* **Do this**
Identify all lines of the data containing the string "outside" and copy them.

>> START Raw records

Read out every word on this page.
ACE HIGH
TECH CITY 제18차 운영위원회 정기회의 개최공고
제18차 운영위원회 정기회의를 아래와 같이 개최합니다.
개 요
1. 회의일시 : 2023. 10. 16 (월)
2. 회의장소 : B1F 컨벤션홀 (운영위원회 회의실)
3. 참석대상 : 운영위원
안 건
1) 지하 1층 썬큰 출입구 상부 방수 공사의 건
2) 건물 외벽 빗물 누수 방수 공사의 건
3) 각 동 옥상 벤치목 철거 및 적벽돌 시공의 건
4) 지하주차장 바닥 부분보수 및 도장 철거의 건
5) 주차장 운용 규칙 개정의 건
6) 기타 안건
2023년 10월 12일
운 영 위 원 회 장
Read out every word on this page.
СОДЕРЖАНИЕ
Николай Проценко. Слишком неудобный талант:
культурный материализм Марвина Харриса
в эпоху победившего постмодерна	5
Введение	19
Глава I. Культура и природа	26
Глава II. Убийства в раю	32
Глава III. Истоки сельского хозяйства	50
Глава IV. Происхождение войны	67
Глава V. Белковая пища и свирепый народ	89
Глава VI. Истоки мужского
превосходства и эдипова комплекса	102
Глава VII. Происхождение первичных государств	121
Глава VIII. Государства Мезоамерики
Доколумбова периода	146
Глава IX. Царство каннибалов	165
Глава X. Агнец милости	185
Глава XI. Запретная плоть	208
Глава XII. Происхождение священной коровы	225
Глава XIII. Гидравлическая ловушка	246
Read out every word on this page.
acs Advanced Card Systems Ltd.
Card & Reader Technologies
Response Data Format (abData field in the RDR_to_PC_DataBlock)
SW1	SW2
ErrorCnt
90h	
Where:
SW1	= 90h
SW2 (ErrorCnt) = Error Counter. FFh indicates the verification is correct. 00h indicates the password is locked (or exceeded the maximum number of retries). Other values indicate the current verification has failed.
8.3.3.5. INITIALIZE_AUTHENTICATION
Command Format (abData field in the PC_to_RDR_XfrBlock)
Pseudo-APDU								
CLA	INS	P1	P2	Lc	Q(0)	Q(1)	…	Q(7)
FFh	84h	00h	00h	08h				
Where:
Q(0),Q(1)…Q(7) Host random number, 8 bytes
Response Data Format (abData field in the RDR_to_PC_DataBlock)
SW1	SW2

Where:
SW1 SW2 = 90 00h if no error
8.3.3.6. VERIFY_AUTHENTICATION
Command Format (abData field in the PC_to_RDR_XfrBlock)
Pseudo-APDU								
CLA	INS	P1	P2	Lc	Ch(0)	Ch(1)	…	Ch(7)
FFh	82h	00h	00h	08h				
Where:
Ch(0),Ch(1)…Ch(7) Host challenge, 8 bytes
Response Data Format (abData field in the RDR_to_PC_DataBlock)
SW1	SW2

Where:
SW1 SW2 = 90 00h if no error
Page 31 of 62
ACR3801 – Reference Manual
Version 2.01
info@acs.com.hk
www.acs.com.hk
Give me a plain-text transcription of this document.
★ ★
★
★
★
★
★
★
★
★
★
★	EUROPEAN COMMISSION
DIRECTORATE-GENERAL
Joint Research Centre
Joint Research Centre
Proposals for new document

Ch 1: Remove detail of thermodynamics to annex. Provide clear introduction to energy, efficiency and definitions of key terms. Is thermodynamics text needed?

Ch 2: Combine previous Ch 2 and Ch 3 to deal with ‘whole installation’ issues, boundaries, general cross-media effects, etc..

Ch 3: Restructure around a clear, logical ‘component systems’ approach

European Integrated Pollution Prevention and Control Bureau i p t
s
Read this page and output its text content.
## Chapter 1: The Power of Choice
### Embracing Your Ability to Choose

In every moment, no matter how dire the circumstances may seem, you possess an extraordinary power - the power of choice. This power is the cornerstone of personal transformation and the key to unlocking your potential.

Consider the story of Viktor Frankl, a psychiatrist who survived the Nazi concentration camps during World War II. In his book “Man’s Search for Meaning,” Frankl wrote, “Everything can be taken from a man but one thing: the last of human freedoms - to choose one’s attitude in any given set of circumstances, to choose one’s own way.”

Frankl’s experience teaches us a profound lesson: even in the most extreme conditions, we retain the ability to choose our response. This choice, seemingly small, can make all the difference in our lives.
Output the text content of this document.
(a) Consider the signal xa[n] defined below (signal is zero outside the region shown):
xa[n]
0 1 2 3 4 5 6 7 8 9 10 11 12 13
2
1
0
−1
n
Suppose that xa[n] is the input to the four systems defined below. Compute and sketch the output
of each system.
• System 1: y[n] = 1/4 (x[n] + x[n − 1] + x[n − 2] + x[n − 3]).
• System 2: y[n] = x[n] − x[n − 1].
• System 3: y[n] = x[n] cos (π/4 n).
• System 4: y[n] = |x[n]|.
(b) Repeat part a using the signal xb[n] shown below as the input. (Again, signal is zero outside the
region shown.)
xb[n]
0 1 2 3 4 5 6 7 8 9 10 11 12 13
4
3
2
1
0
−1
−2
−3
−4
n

>> END Raw records

* **The result**
(a) Consider the signal xa[n] defined below (signal is zero outside the region shown):
(b) Repeat part a using the signal xb[n] shown below as the input. (Again, signal is zero outside the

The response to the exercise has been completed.